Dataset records
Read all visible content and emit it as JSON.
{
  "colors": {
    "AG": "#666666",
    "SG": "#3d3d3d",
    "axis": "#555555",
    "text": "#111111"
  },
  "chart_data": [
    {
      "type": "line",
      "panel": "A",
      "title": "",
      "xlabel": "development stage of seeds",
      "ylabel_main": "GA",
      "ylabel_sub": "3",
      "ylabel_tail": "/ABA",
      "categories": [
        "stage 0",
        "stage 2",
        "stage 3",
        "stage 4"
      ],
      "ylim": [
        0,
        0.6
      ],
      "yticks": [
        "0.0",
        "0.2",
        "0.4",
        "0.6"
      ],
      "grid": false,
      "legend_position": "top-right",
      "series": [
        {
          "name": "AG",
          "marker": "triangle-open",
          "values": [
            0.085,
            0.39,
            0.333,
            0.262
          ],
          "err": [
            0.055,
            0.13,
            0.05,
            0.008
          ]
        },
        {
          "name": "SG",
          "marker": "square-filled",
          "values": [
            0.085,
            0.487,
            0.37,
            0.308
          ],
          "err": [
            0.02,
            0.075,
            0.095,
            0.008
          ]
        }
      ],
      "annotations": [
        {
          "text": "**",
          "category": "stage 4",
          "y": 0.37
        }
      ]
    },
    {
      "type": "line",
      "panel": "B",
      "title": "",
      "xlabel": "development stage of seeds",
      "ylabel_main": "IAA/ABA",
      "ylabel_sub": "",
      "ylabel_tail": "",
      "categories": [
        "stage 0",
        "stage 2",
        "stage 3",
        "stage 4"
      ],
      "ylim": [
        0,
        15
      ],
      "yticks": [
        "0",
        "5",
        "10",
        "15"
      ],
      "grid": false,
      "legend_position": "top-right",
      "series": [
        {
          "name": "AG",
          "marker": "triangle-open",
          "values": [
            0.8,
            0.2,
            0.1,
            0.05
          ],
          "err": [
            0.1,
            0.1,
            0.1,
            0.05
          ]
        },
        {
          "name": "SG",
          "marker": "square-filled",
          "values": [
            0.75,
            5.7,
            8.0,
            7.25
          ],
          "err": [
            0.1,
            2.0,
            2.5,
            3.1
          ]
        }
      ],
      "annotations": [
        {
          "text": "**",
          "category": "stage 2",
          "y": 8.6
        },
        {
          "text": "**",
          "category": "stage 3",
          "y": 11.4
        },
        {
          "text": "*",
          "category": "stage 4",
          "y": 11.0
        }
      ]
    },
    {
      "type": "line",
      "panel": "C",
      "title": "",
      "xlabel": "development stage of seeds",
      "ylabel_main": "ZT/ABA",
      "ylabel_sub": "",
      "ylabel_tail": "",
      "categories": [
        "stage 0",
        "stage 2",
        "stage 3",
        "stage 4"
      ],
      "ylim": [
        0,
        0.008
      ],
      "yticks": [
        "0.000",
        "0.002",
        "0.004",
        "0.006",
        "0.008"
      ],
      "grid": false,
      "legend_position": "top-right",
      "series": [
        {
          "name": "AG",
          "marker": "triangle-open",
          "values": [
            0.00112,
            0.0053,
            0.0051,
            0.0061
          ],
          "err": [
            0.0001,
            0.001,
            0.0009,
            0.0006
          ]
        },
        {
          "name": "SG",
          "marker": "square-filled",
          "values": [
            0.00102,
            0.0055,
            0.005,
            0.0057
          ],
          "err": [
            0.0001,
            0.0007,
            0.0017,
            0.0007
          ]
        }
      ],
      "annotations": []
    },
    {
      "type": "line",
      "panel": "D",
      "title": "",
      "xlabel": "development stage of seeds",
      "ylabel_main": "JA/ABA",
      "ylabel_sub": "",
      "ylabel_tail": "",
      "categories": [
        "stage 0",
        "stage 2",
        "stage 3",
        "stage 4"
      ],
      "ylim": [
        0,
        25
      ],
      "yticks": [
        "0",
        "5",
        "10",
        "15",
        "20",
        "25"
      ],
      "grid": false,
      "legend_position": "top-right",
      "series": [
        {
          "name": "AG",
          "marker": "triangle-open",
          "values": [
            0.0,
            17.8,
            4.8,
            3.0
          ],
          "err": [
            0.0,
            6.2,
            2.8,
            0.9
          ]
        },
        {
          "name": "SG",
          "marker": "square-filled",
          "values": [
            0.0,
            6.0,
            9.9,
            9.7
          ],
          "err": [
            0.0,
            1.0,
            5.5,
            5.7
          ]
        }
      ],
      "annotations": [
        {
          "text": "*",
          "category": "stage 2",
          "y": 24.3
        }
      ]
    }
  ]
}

> _EXERCISE GOAL_
All of the entries above should be written out again exactly.

> _SOLUTION TO THIS EXERCISE_
Read all visible content and emit it as JSON.
{
  "colors": {
    "AG": "#666666",
    "SG": "#3d3d3d",
    "axis": "#555555",
    "text": "#111111"
  },
  "chart_data": [
    {
      "type": "line",
      "panel": "A",
      "title": "",
      "xlabel": "development stage of seeds",
      "ylabel_main": "GA",
      "ylabel_sub": "3",
      "ylabel_tail": "/ABA",
      "categories": [
        "stage 0",
        "stage 2",
        "stage 3",
        "stage 4"
      ],
      "ylim": [
        0,
        0.6
      ],
      "yticks": [
        "0.0",
        "0.2",
        "0.4",
        "0.6"
      ],
      "grid": false,
      "legend_position": "top-right",
      "series": [
        {
          "name": "AG",
          "marker": "triangle-open",
          "values": [
            0.085,
            0.39,
            0.333,
            0.262
          ],
          "err": [
            0.055,
            0.13,
            0.05,
            0.008
          ]
        },
        {
          "name": "SG",
          "marker": "square-filled",
          "values": [
            0.085,
            0.487,
            0.37,
            0.308
          ],
          "err": [
            0.02,
            0.075,
            0.095,
            0.008
          ]
        }
      ],
      "annotations": [
        {
          "text": "**",
          "category": "stage 4",
          "y": 0.37
        }
      ]
    },
    {
      "type": "line",
      "panel": "B",
      "title": "",
      "xlabel": "development stage of seeds",
      "ylabel_main": "IAA/ABA",
      "ylabel_sub": "",
      "ylabel_tail": "",
      "categories": [
        "stage 0",
        "stage 2",
        "stage 3",
        "stage 4"
      ],
      "ylim": [
        0,
        15
      ],
      "yticks": [
        "0",
        "5",
        "10",
        "15"
      ],
      "grid": false,
      "legend_position": "top-right",
      "series": [
        {
          "name": "AG",
          "marker": "triangle-open",
          "values": [
            0.8,
            0.2,
            0.1,
            0.05
          ],
          "err": [
            0.1,
            0.1,
            0.1,
            0.05
          ]
        },
        {
          "name": "SG",
          "marker": "square-filled",
          "values": [
            0.75,
            5.7,
            8.0,
            7.25
          ],
          "err": [
            0.1,
            2.0,
            2.5,
            3.1
          ]
        }
      ],
      "annotations": [
        {
          "text": "**",
          "category": "stage 2",
          "y": 8.6
        },
        {
          "text": "**",
          "category": "stage 3",
          "y": 11.4
        },
        {
          "text": "*",
          "category": "stage 4",
          "y": 11.0
        }
      ]
    },
    {
      "type": "line",
      "panel": "C",
      "title": "",
      "xlabel": "development stage of seeds",
      "ylabel_main": "ZT/ABA",
      "ylabel_sub": "",
      "ylabel_tail": "",
      "categories": [
        "stage 0",
        "stage 2",
        "stage 3",
        "stage 4"
      ],
      "ylim": [
        0,
        0.008
      ],
      "yticks": [
        "0.000",
        "0.002",
        "0.004",
        "0.006",
        "0.008"
      ],
      "grid": false,
      "legend_position": "top-right",
      "series": [
        {
          "name": "AG",
          "marker": "triangle-open",
          "values": [
            0.00112,
            0.0053,
            0.0051,
            0.0061
          ],
          "err": [
            0.0001,
            0.001,
            0.0009,
            0.0006
          ]
        },
        {
          "name": "SG",
          "marker": "square-filled",
          "values": [
            0.00102,
            0.0055,
            0.005,
            0.0057
          ],
          "err": [
            0.0001,
            0.0007,
            0.0017,
            0.0007
          ]
        }
      ],
      "annotations": []
    },
    {
      "type": "line",
      "panel": "D",
      "title": "",
      "xlabel": "development stage of seeds",
      "ylabel_main": "JA/ABA",
      "ylabel_sub": "",
      "ylabel_tail": "",
      "categories": [
        "stage 0",
        "stage 2",
        "stage 3",
        "stage 4"
      ],
      "ylim": [
        0,
        25
      ],
      "yticks": [
        "0",
        "5",
        "10",
        "15",
        "20",
        "25"
      ],
      "grid": false,
      "legend_position": "top-right",
      "series": [
        {
          "name": "AG",
          "marker": "triangle-open",
          "values": [
            0.0,
            17.8,
            4.8,
            3.0
          ],
          "err": [
            0.0,
            6.2,
            2.8,
            0.9
          ]
        },
        {
          "name": "SG",
          "marker": "square-filled",
          "values": [
            0.0,
            6.0,
            9.9,
            9.7
          ],
          "err": [
            0.0,
            1.0,
            5.5,
            5.7
          ]
        }
      ],
      "annotations": [
        {
          "text": "*",
          "category": "stage 2",
          "y": 24.3
        }
      ]
    }
  ]
}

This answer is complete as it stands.